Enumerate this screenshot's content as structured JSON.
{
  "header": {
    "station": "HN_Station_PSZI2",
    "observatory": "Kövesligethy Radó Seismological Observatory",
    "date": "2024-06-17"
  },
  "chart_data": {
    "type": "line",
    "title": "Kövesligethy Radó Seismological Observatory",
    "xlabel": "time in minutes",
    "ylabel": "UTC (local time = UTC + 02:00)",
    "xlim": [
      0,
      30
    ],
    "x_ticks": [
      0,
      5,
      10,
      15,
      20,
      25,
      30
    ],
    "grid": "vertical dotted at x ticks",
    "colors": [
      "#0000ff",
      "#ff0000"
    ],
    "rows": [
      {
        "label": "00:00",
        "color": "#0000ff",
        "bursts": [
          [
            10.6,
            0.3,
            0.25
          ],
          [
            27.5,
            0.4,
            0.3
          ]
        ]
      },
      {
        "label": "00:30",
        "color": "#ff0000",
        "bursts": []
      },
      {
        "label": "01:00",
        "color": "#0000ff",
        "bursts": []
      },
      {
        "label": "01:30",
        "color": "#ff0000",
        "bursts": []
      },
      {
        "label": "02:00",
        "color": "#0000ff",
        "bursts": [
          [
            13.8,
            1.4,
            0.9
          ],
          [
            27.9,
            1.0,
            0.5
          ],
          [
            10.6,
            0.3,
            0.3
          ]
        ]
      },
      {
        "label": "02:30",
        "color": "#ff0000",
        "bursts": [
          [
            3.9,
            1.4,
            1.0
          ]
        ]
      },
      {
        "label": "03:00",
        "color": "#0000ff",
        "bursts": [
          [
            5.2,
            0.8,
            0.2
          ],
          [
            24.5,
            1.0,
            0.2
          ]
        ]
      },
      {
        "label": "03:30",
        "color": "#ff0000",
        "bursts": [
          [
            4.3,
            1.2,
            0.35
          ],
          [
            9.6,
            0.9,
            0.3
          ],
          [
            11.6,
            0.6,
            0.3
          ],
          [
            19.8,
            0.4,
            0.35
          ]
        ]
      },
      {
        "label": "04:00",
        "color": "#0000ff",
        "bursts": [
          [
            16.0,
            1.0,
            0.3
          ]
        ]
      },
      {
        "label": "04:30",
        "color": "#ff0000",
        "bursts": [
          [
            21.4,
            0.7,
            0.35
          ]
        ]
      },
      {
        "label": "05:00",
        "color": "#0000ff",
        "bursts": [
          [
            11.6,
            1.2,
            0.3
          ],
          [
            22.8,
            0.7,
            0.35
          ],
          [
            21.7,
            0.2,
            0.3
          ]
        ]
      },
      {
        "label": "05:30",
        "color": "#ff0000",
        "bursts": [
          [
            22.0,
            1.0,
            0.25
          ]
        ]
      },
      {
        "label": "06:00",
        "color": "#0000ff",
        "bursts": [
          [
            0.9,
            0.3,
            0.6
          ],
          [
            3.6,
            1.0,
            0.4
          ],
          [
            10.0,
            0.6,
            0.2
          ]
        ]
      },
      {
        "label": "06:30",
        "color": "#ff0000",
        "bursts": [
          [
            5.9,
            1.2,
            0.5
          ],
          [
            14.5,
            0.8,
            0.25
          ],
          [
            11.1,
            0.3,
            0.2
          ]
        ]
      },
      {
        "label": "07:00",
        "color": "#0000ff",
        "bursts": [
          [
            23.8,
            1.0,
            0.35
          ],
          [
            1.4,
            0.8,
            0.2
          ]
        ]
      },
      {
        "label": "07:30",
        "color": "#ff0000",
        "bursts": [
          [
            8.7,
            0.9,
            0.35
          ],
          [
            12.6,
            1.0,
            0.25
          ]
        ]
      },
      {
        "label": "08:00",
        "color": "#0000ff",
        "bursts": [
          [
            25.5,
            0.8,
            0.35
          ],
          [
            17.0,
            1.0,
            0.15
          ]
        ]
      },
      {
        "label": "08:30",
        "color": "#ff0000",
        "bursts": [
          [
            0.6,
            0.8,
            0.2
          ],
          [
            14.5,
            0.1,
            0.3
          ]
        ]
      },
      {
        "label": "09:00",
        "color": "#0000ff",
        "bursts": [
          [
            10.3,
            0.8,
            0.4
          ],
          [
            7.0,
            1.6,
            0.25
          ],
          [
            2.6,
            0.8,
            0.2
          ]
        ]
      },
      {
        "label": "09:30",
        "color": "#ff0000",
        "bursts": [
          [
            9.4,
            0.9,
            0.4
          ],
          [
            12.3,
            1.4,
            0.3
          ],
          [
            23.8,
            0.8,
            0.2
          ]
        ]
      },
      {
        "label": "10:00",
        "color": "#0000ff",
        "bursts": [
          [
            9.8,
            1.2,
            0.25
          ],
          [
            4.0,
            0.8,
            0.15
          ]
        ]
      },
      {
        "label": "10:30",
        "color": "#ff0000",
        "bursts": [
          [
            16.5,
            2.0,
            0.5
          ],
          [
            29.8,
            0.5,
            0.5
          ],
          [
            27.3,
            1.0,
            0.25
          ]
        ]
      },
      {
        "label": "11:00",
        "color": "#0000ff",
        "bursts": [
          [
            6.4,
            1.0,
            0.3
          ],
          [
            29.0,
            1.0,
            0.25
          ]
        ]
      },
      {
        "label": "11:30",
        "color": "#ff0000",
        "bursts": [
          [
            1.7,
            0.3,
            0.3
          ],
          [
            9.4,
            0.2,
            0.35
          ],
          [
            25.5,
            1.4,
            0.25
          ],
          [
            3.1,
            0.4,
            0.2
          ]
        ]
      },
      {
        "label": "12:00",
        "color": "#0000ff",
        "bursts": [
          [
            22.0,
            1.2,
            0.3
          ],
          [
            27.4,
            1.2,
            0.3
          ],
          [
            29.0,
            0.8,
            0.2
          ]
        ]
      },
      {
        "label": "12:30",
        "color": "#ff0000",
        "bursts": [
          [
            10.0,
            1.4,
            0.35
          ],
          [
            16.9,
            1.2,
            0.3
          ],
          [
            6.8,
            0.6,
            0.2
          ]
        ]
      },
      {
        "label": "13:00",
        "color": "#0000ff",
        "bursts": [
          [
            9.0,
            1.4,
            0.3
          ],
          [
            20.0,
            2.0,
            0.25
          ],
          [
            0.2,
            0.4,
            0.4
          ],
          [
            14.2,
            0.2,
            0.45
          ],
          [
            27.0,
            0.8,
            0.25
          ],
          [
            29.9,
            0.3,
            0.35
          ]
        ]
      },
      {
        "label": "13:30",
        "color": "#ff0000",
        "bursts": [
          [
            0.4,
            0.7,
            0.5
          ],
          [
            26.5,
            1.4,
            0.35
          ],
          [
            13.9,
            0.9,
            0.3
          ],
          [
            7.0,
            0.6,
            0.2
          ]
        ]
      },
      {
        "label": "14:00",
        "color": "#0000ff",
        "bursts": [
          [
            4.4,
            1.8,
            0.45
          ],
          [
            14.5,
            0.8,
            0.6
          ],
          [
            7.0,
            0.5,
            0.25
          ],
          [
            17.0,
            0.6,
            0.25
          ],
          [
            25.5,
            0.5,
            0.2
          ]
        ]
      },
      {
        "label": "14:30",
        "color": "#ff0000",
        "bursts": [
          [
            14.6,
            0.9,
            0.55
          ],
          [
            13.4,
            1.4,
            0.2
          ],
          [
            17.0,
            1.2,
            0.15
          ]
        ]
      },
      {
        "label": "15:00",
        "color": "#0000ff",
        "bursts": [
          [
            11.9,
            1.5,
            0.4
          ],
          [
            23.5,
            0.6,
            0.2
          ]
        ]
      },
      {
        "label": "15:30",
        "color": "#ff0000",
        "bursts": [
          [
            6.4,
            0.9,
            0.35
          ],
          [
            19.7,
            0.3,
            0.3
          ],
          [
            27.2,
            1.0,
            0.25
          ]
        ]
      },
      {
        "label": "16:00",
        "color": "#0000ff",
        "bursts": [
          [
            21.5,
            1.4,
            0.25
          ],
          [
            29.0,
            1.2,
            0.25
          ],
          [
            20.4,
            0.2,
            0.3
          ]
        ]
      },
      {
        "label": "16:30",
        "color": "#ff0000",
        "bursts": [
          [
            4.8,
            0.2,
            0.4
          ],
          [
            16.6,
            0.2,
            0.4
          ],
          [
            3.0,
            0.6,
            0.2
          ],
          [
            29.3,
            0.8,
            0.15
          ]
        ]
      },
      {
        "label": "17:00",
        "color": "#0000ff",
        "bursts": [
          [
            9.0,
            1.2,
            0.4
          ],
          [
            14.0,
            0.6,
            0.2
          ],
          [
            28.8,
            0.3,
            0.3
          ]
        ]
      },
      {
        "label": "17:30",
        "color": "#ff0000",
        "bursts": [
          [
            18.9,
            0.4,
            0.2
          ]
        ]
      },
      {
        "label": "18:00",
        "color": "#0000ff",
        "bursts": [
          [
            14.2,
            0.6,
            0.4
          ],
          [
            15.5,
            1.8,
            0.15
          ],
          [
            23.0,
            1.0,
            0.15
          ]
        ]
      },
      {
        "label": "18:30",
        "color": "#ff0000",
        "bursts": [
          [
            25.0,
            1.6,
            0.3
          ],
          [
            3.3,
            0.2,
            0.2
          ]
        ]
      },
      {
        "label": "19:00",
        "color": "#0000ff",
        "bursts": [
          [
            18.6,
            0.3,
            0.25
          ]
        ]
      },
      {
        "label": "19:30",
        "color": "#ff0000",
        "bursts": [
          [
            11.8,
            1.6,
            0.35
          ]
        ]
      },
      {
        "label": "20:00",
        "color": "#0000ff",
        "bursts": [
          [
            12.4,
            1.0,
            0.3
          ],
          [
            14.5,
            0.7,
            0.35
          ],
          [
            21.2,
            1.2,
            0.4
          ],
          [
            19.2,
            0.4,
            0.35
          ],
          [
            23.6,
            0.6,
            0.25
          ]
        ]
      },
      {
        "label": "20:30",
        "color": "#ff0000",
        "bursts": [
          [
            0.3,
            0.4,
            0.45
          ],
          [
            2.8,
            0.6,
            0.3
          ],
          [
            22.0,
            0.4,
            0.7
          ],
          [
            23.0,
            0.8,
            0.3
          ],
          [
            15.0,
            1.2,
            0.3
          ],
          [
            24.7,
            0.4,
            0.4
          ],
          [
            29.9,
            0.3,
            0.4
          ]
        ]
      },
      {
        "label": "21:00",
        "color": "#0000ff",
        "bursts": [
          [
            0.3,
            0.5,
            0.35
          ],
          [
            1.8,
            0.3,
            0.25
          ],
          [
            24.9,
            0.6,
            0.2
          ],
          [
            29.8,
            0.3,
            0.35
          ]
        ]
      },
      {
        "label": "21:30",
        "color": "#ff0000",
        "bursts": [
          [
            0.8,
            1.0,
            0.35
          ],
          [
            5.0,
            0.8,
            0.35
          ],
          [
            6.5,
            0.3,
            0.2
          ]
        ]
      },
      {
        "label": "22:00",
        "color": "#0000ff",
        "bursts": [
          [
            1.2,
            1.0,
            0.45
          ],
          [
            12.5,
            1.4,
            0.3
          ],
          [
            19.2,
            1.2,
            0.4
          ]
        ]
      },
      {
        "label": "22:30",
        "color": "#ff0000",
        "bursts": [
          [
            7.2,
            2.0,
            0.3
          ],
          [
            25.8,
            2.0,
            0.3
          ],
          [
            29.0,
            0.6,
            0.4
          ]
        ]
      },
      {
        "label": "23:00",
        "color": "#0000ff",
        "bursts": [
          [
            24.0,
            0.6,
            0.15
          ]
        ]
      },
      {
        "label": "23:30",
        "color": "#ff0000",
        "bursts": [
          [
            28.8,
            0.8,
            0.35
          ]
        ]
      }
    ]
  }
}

__________________________________________________

• **Given request**
Which lines of the data include "Seismological"? Copy each of them.

• **Result of the exercise**
    "observatory": "Kövesligethy Radó Seismological Observatory",
    "title": "Kövesligethy Radó Seismological Observatory",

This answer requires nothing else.